GIVEN EXERCISE:
Return, word for word, the stretch of the passage about Doris Lessing below that runs from "Her famous short" to "at its best.".

TEXT TO READ:
.....

Back to London, the 1950s. The Golden Notebook spelled out for me that I didn’t have to be a slave to my emotions. I began to develop a greater critical judgement, and reflect more on things that happened to me. I finally started thinking before I acted. It was slow progress, but as I read on, Doris Lessing grew me up a little bit.
She has been a consistent teacher for the last twelve years, and I still thrill at every new encounter with her words. She rails against complacency and intellectual laziness. She abhors nostalgia, that dangerous lie. From the incisive, detailed examination of the individual, she can move, in a heartbeat, to an extraordinarily general viewpoint. In the Good Terrorist, Lessing attends to the naïve idealism of an individual, before she turns to the catastrophic consequences of that naivety. Lessing tells us of the rhythms of mass emotion, populism, youthful rebellion and its costs. She does not offer comfort. She gives us a shake and tells us to wake up, and do better.
Her famous short story, ‘To Room Nineteen’, was where I went next. This is the one I tell everyone to start with. It is the tale of a perfect life unravelling, as the central character slowly removes herself from her affluent lifestyle, her husband and children, and answers the call of her depression. The darkness that engulfs her is fulsome, irresistible, and inevitable. This is Lessing’s unforgiving scrutiny at its best.
Next, the Jane Somers books. In the 1980s, achieving consistently great reviews and great sales, Doris Lessing decided to publish a novel under an unknown name, Jane Somers, as a ‘debut’ author. She wanted to see if anyone guessed it was her, and if the book got the kind of rave reviews she had been enjoying. On both counts the answer was no, and the literary establishment were very miffed indeed when the mischievous pseudonym was unveiled as an author they’d previously lavished praise upon. They felt tricked. Lessing maintained that she was making the point that her work had begun to be judged on her famous name rather than on merit, and that progress will be slow if new authors and artists are shunned for merely being new.
Which bring me to her greatest influence upon me: in my decision that I should, and really, maybe, could, be a writer. Of course I’m not the only one who’s puzzled over the idea of being a writer. How does it work, exactly? How do you begin? I was afraid that I’d never have the confidence to pull off such a trick. I didn’t know the right people; didn’t move in the right circles. It’s a notoriously competitive field. So why bother? Lessing was the guiding light that I needed.
The odds were stacked against her, but, crucially, I don’t think she ever saw it that way. She grew up in a rural colonial community in Southern Rhodesia (now Zimbabwe), left school at thirteen, and was more or less self-educated from that point. She read everything she could get her hands on, and she wrote ceaselessly. She married for the first time at 20. She went on to have three children, divorced, married again. Then she set sail, in 1950, for London, with the manuscript of a novel in her suitcase, and one of her young children with her. The loneliness, pain, and sense of failure of this time are described in her autobiography. Yet she had done something fantastically brave – so brave it bordered on utter madness – for the sake of her writing. She wanted to be where the other writers were. She imagined a vibrant, cosmopolitan society, away from the racism and small-mindedness of a colonial backwater. In truth, she was penniless and London was in ruins: bombed-out buildings remained as they had fallen.

.....

DATA PROVIDED:
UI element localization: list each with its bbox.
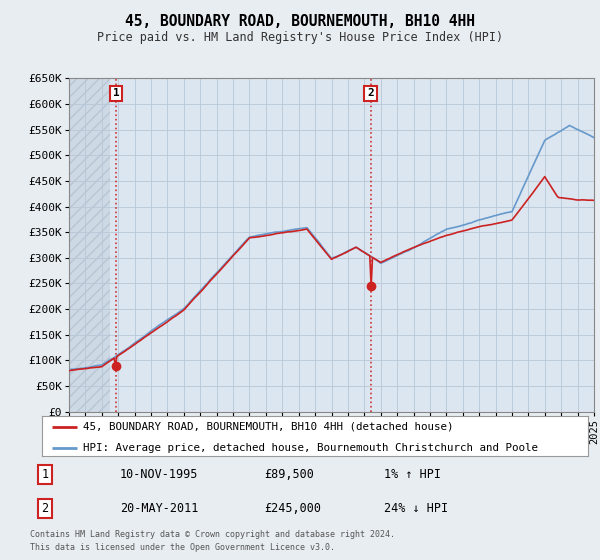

.....

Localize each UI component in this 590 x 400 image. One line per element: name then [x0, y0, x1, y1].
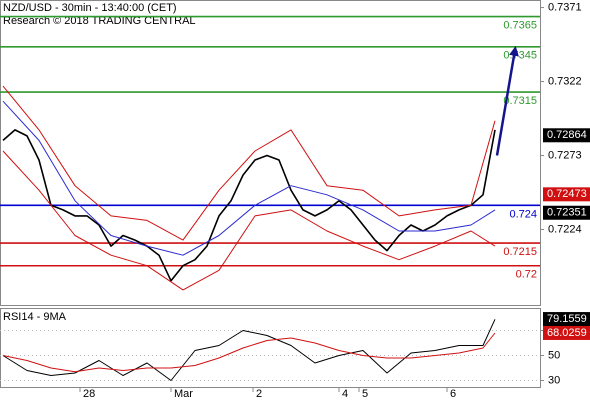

.....

RESPONSE TO THE EXERCISE:
Her famous short story, ‘To Room Nineteen’, was where I went next. This is the one I tell everyone to start with. It is the tale of a perfect life unravelling, as the central character slowly removes herself from her affluent lifestyle, her husband and children, and answers the call of her depression. The darkness that engulfs her is fulsome, irresistible, and inevitable. This is Lessing’s unforgiving scrutiny at its best.